** TASK TO CARRY OUT **
Repeat the entries below exactly as they appear, with no pictures.
┌────────
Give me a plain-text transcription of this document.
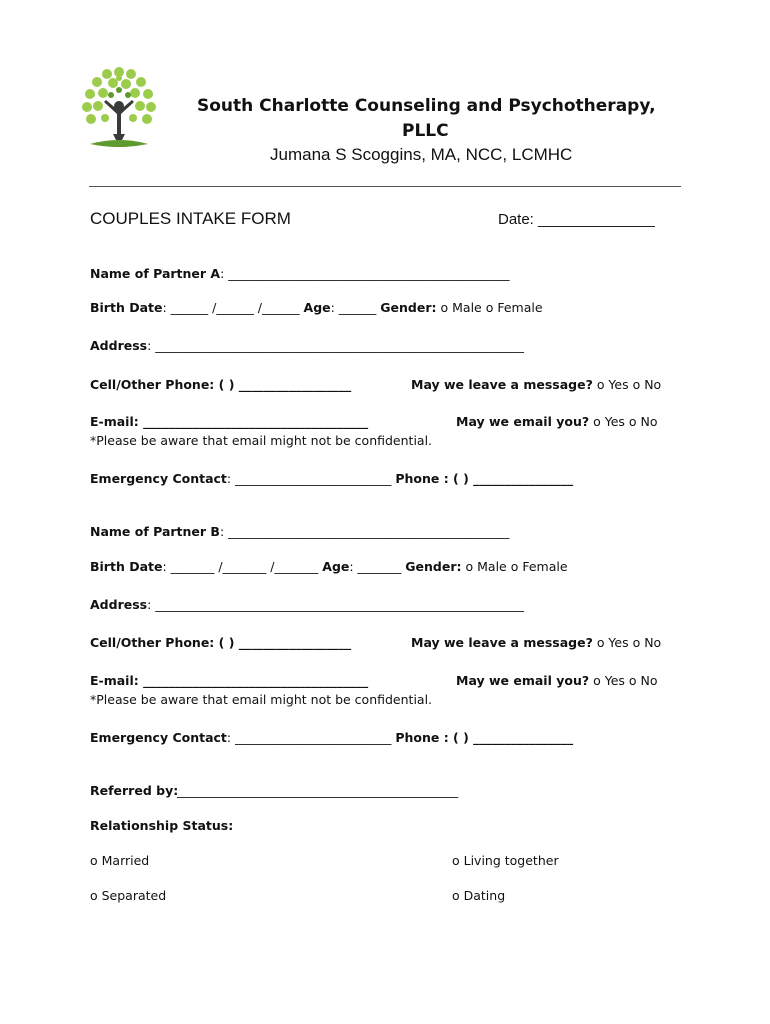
South Charlotte Counseling and Psychotherapy,
PLLC
Jumana S Scoggins, MA, NCC, LCMHC
COUPLES INTAKE FORM	Date: ______________
Name of Partner A: _____________________________________________
Birth Date: ______ /______ /______ Age: ______ Gender: o Male o Female
Address: ___________________________________________________________
Cell/Other Phone: ( ) __________________	May we leave a message? o Yes o No
E-mail: ____________________________________	May we email you? o Yes o No
*Please be aware that email might not be confidential.
Emergency Contact: _________________________ Phone : ( ) ________________
Name of Partner B: _____________________________________________
Birth Date: _______ /_______ /_______ Age: _______ Gender: o Male o Female
Address: ___________________________________________________________
Cell/Other Phone: ( ) __________________	May we leave a message? o Yes o No
E-mail: ____________________________________	May we email you? o Yes o No
*Please be aware that email might not be confidential.
Emergency Contact: _________________________ Phone : ( ) ________________
Referred by:
_____________________________________________
Relationship Status:
o Married	o Living together
o Separated	o Dating
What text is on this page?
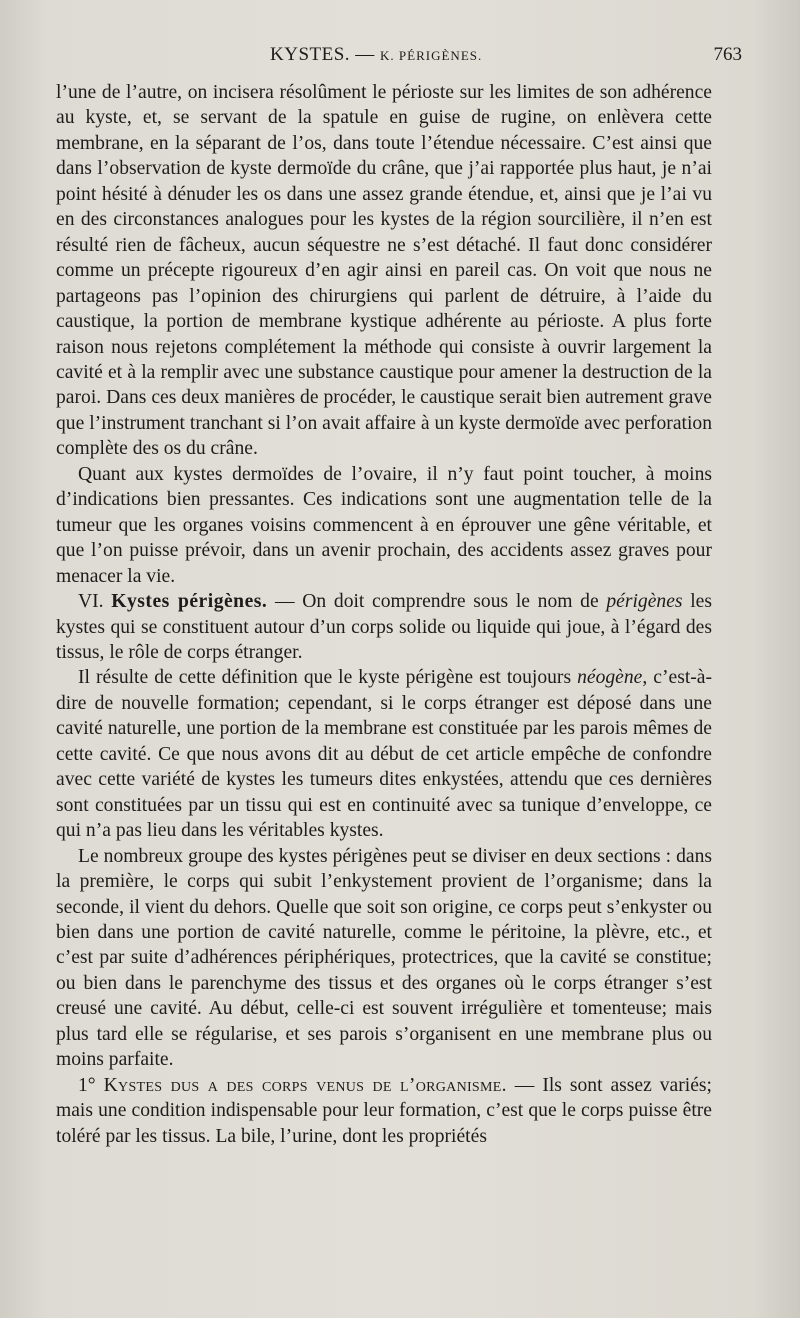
KYSTES. — K. PÉRIGÈNES.	763

l’une de l’autre, on incisera résolûment le périoste sur les limites de son adhérence au kyste, et, se servant de la spatule en guise de rugine, on enlèvera cette membrane, en la séparant de l’os, dans toute l’étendue nécessaire. C’est ainsi que dans l’observation de kyste dermoïde du crâne, que j’ai rapportée plus haut, je n’ai point hésité à dénuder les os dans une assez grande étendue, et, ainsi que je l’ai vu en des circonstances analogues pour les kystes de la région sourcilière, il n’en est résulté rien de fâcheux, aucun séquestre ne s’est détaché. Il faut donc considérer comme un précepte rigoureux d’en agir ainsi en pareil cas. On voit que nous ne partageons pas l’opinion des chirurgiens qui parlent de détruire, à l’aide du caustique, la portion de membrane kystique adhérente au périoste. A plus forte raison nous rejetons complétement la méthode qui consiste à ouvrir largement la cavité et à la remplir avec une substance caustique pour amener la destruction de la paroi. Dans ces deux manières de procéder, le caustique serait bien autrement grave que l’instrument tranchant si l’on avait affaire à un kyste dermoïde avec perforation complète des os du crâne.

Quant aux kystes dermoïdes de l’ovaire, il n’y faut point toucher, à moins d’indications bien pressantes. Ces indications sont une augmentation telle de la tumeur que les organes voisins commencent à en éprouver une gêne véritable, et que l’on puisse prévoir, dans un avenir prochain, des accidents assez graves pour menacer la vie.

VI. Kystes périgènes. — On doit comprendre sous le nom de périgènes les kystes qui se constituent autour d’un corps solide ou liquide qui joue, à l’égard des tissus, le rôle de corps étranger.

Il résulte de cette définition que le kyste périgène est toujours néogène, c’est-à-dire de nouvelle formation; cependant, si le corps étranger est déposé dans une cavité naturelle, une portion de la membrane est constituée par les parois mêmes de cette cavité. Ce que nous avons dit au début de cet article empêche de confondre avec cette variété de kystes les tumeurs dites enkystées, attendu que ces dernières sont constituées par un tissu qui est en continuité avec sa tunique d’enveloppe, ce qui n’a pas lieu dans les véritables kystes.

Le nombreux groupe des kystes périgènes peut se diviser en deux sections : dans la première, le corps qui subit l’enkystement provient de l’organisme; dans la seconde, il vient du dehors. Quelle que soit son origine, ce corps peut s’enkyster ou bien dans une portion de cavité naturelle, comme le péritoine, la plèvre, etc., et c’est par suite d’adhérences périphériques, protectrices, que la cavité se constitue; ou bien dans le parenchyme des tissus et des organes où le corps étranger s’est creusé une cavité. Au début, celle-ci est souvent irrégulière et tomenteuse; mais plus tard elle se régularise, et ses parois s’organisent en une membrane plus ou moins parfaite.

1° Kystes dus a des corps venus de l’organisme. — Ils sont assez variés; mais une condition indispensable pour leur formation, c’est que le corps puisse être toléré par les tissus. La bile, l’urine, dont les propriétés
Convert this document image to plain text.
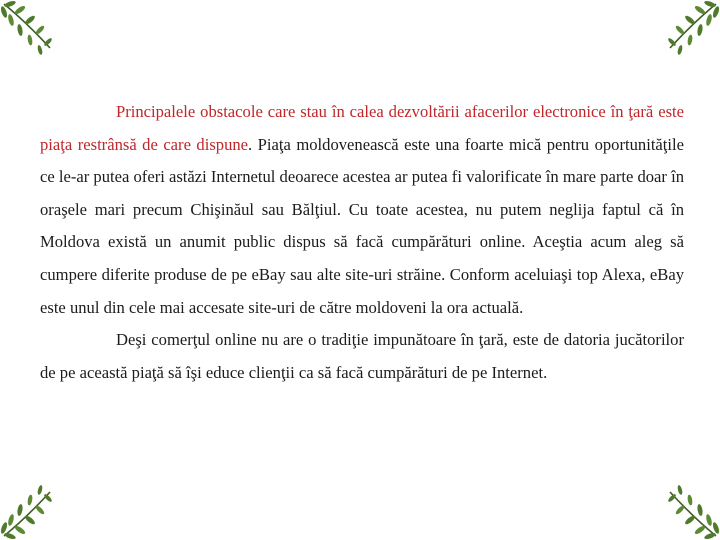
Principalele obstacole care stau în calea dezvoltării afacerilor electronice în ţară este piaţa restrânsă de care dispune. Piaţa moldovenească este una foarte mică pentru oportunităţile ce le-ar putea oferi astăzi Internetul deoarece acestea ar putea fi valorificate în mare parte doar în oraşele mari precum Chişinăul sau Bălţiul. Cu toate acestea, nu putem neglija faptul că în Moldova există un anumit public dispus să facă cumpărături online. Aceştia acum aleg să cumpere diferite produse de pe eBay sau alte site-uri străine. Conform aceluiaşi top Alexa, eBay este unul din cele mai accesate site-uri de către moldoveni la ora actuală.

Deşi comerţul online nu are o tradiţie impunătoare în ţară, este de datoria jucătorilor de pe această piaţă să îşi educe clienţii ca să facă cumpărături de pe Internet.
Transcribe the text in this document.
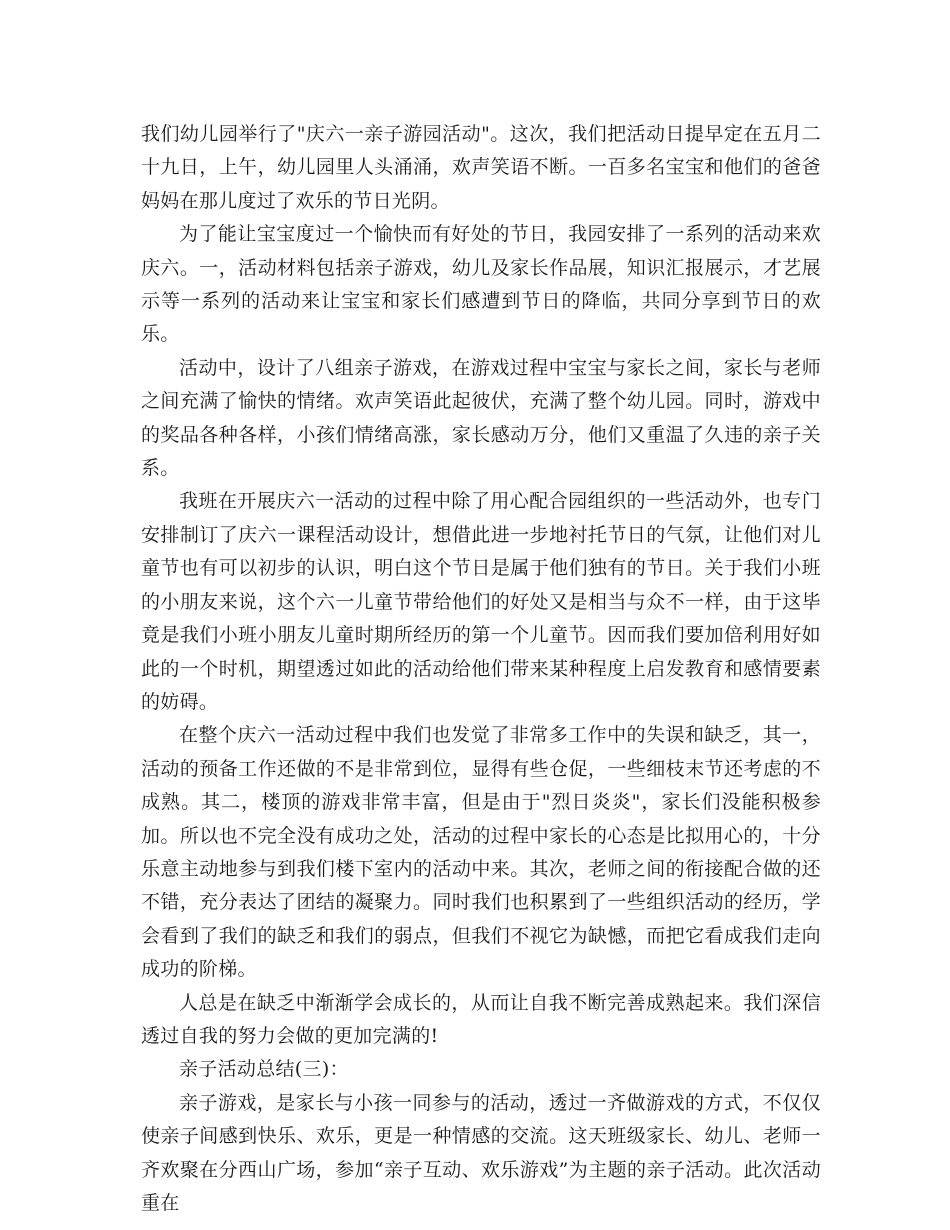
我们幼儿园举行了"庆六一亲子游园活动"。这次，我们把活动日提早定在五月二十九日，上午，幼儿园里人头涌涌，欢声笑语不断。一百多名宝宝和他们的爸爸妈妈在那儿度过了欢乐的节日光阴。

为了能让宝宝度过一个愉快而有好处的节日，我园安排了一系列的活动来欢庆六。一，活动材料包括亲子游戏，幼儿及家长作品展，知识汇报展示，才艺展示等一系列的活动来让宝宝和家长们感遭到节日的降临，共同分享到节日的欢乐。

活动中，设计了八组亲子游戏，在游戏过程中宝宝与家长之间，家长与老师之间充满了愉快的情绪。欢声笑语此起彼伏，充满了整个幼儿园。同时，游戏中的奖品各种各样，小孩们情绪高涨，家长感动万分，他们又重温了久违的亲子关系。

我班在开展庆六一活动的过程中除了用心配合园组织的一些活动外，也专门安排制订了庆六一课程活动设计，想借此进一步地衬托节日的气氛，让他们对儿童节也有可以初步的认识，明白这个节日是属于他们独有的节日。关于我们小班的小朋友来说，这个六一儿童节带给他们的好处又是相当与众不一样，由于这毕竟是我们小班小朋友儿童时期所经历的第一个儿童节。因而我们要加倍利用好如此的一个时机，期望透过如此的活动给他们带来某种程度上启发教育和感情要素的妨碍。

在整个庆六一活动过程中我们也发觉了非常多工作中的失误和缺乏，其一，活动的预备工作还做的不是非常到位，显得有些仓促，一些细枝末节还考虑的不成熟。其二，楼顶的游戏非常丰富，但是由于"烈日炎炎"，家长们没能积极参加。所以也不完全没有成功之处，活动的过程中家长的心态是比拟用心的，十分乐意主动地参与到我们楼下室内的活动中来。其次，老师之间的衔接配合做的还不错，充分表达了团结的凝聚力。同时我们也积累到了一些组织活动的经历，学会看到了我们的缺乏和我们的弱点，但我们不视它为缺憾，而把它看成我们走向成功的阶梯。

人总是在缺乏中渐渐学会成长的，从而让自我不断完善成熟起来。我们深信透过自我的努力会做的更加完满的!

亲子活动总结(三)：

亲子游戏，是家长与小孩一同参与的活动，透过一齐做游戏的方式，不仅仅使亲子间感到快乐、欢乐，更是一种情感的交流。这天班级家长、幼儿、老师一齐欢聚在分西山广场，参加“亲子互动、欢乐游戏”为主题的亲子活动。此次活动重在
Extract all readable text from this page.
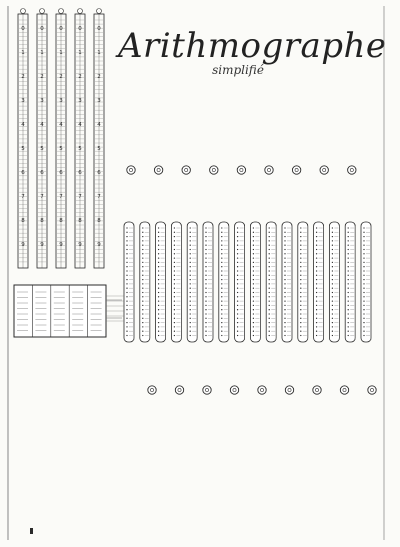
Arithmographe
simplifié
0
1
2
3
4
5
6
7
8
9
0
1
2
3
4
5
6
7
8
9
0
1
2
3
4
5
6
7
8
9
0
1
2
3
4
5
6
7
8
9
0
1
2
3
4
5
6
7
8
9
└────────
** WRITTEN REPLY **
Give me a plain-text transcription of this document.
South Charlotte Counseling and Psychotherapy,
PLLC
Jumana S Scoggins, MA, NCC, LCMHC
COUPLES INTAKE FORM	Date: ______________
Name of Partner A: _____________________________________________
Birth Date: ______ /______ /______ Age: ______ Gender: o Male o Female
Address: ___________________________________________________________
Cell/Other Phone: ( ) __________________	May we leave a message? o Yes o No
E-mail: ____________________________________	May we email you? o Yes o No
*Please be aware that email might not be confidential.
Emergency Contact: _________________________ Phone : ( ) ________________
Name of Partner B: _____________________________________________
Birth Date: _______ /_______ /_______ Age: _______ Gender: o Male o Female
Address: ___________________________________________________________
Cell/Other Phone: ( ) __________________	May we leave a message? o Yes o No
E-mail: ____________________________________	May we email you? o Yes o No
*Please be aware that email might not be confidential.
Emergency Contact: _________________________ Phone : ( ) ________________
Referred by:
_____________________________________________
Relationship Status:
o Married	o Living together
o Separated	o Dating
What text is on this page?
KYSTES. — K. PÉRIGÈNES.	763

l’une de l’autre, on incisera résolûment le périoste sur les limites de son adhérence au kyste, et, se servant de la spatule en guise de rugine, on enlèvera cette membrane, en la séparant de l’os, dans toute l’étendue nécessaire. C’est ainsi que dans l’observation de kyste dermoïde du crâne, que j’ai rapportée plus haut, je n’ai point hésité à dénuder les os dans une assez grande étendue, et, ainsi que je l’ai vu en des circonstances analogues pour les kystes de la région sourcilière, il n’en est résulté rien de fâcheux, aucun séquestre ne s’est détaché. Il faut donc considérer comme un précepte rigoureux d’en agir ainsi en pareil cas. On voit que nous ne partageons pas l’opinion des chirurgiens qui parlent de détruire, à l’aide du caustique, la portion de membrane kystique adhérente au périoste. A plus forte raison nous rejetons complétement la méthode qui consiste à ouvrir largement la cavité et à la remplir avec une substance caustique pour amener la destruction de la paroi. Dans ces deux manières de procéder, le caustique serait bien autrement grave que l’instrument tranchant si l’on avait affaire à un kyste dermoïde avec perforation complète des os du crâne.

Quant aux kystes dermoïdes de l’ovaire, il n’y faut point toucher, à moins d’indications bien pressantes. Ces indications sont une augmentation telle de la tumeur que les organes voisins commencent à en éprouver une gêne véritable, et que l’on puisse prévoir, dans un avenir prochain, des accidents assez graves pour menacer la vie.

VI. Kystes périgènes. — On doit comprendre sous le nom de périgènes les kystes qui se constituent autour d’un corps solide ou liquide qui joue, à l’égard des tissus, le rôle de corps étranger.

Il résulte de cette définition que le kyste périgène est toujours néogène, c’est-à-dire de nouvelle formation; cependant, si le corps étranger est déposé dans une cavité naturelle, une portion de la membrane est constituée par les parois mêmes de cette cavité. Ce que nous avons dit au début de cet article empêche de confondre avec cette variété de kystes les tumeurs dites enkystées, attendu que ces dernières sont constituées par un tissu qui est en continuité avec sa tunique d’enveloppe, ce qui n’a pas lieu dans les véritables kystes.

Le nombreux groupe des kystes périgènes peut se diviser en deux sections : dans la première, le corps qui subit l’enkystement provient de l’organisme; dans la seconde, il vient du dehors. Quelle que soit son origine, ce corps peut s’enkyster ou bien dans une portion de cavité naturelle, comme le péritoine, la plèvre, etc., et c’est par suite d’adhérences périphériques, protectrices, que la cavité se constitue; ou bien dans le parenchyme des tissus et des organes où le corps étranger s’est creusé une cavité. Au début, celle-ci est souvent irrégulière et tomenteuse; mais plus tard elle se régularise, et ses parois s’organisent en une membrane plus ou moins parfaite.

1° Kystes dus a des corps venus de l’organisme. — Ils sont assez variés; mais une condition indispensable pour leur formation, c’est que le corps puisse être toléré par les tissus. La bile, l’urine, dont les propriétés
Convert this document image to plain text.
Principalele obstacole care stau în calea dezvoltării afacerilor electronice în ţară este piaţa restrânsă de care dispune. Piaţa moldovenească este una foarte mică pentru oportunităţile ce le-ar putea oferi astăzi Internetul deoarece acestea ar putea fi valorificate în mare parte doar în oraşele mari precum Chişinăul sau Bălţiul. Cu toate acestea, nu putem neglija faptul că în Moldova există un anumit public dispus să facă cumpărături online. Aceştia acum aleg să cumpere diferite produse de pe eBay sau alte site-uri străine. Conform aceluiaşi top Alexa, eBay este unul din cele mai accesate site-uri de către moldoveni la ora actuală.

Deşi comerţul online nu are o tradiţie impunătoare în ţară, este de datoria jucătorilor de pe această piaţă să îşi educe clienţii ca să facă cumpărături de pe Internet.
Transcribe the text in this document.
我们幼儿园举行了"庆六一亲子游园活动"。这次，我们把活动日提早定在五月二十九日，上午，幼儿园里人头涌涌，欢声笑语不断。一百多名宝宝和他们的爸爸妈妈在那儿度过了欢乐的节日光阴。

为了能让宝宝度过一个愉快而有好处的节日，我园安排了一系列的活动来欢庆六。一，活动材料包括亲子游戏，幼儿及家长作品展，知识汇报展示，才艺展示等一系列的活动来让宝宝和家长们感遭到节日的降临，共同分享到节日的欢乐。

活动中，设计了八组亲子游戏，在游戏过程中宝宝与家长之间，家长与老师之间充满了愉快的情绪。欢声笑语此起彼伏，充满了整个幼儿园。同时，游戏中的奖品各种各样，小孩们情绪高涨，家长感动万分，他们又重温了久违的亲子关系。

我班在开展庆六一活动的过程中除了用心配合园组织的一些活动外，也专门安排制订了庆六一课程活动设计，想借此进一步地衬托节日的气氛，让他们对儿童节也有可以初步的认识，明白这个节日是属于他们独有的节日。关于我们小班的小朋友来说，这个六一儿童节带给他们的好处又是相当与众不一样，由于这毕竟是我们小班小朋友儿童时期所经历的第一个儿童节。因而我们要加倍利用好如此的一个时机，期望透过如此的活动给他们带来某种程度上启发教育和感情要素的妨碍。

在整个庆六一活动过程中我们也发觉了非常多工作中的失误和缺乏，其一，活动的预备工作还做的不是非常到位，显得有些仓促，一些细枝末节还考虑的不成熟。其二，楼顶的游戏非常丰富，但是由于"烈日炎炎"，家长们没能积极参加。所以也不完全没有成功之处，活动的过程中家长的心态是比拟用心的，十分乐意主动地参与到我们楼下室内的活动中来。其次，老师之间的衔接配合做的还不错，充分表达了团结的凝聚力。同时我们也积累到了一些组织活动的经历，学会看到了我们的缺乏和我们的弱点，但我们不视它为缺憾，而把它看成我们走向成功的阶梯。

人总是在缺乏中渐渐学会成长的，从而让自我不断完善成熟起来。我们深信透过自我的努力会做的更加完满的!

亲子活动总结(三)：

亲子游戏，是家长与小孩一同参与的活动，透过一齐做游戏的方式，不仅仅使亲子间感到快乐、欢乐，更是一种情感的交流。这天班级家长、幼儿、老师一齐欢聚在分西山广场，参加“亲子互动、欢乐游戏”为主题的亲子活动。此次活动重在
Extract all readable text from this page.
Arithmographe
simplifié
0
1
2
3
4
5
6
7
8
9
0
1
2
3
4
5
6
7
8
9
0
1
2
3
4
5
6
7
8
9
0
1
2
3
4
5
6
7
8
9
0
1
2
3
4
5
6
7
8
9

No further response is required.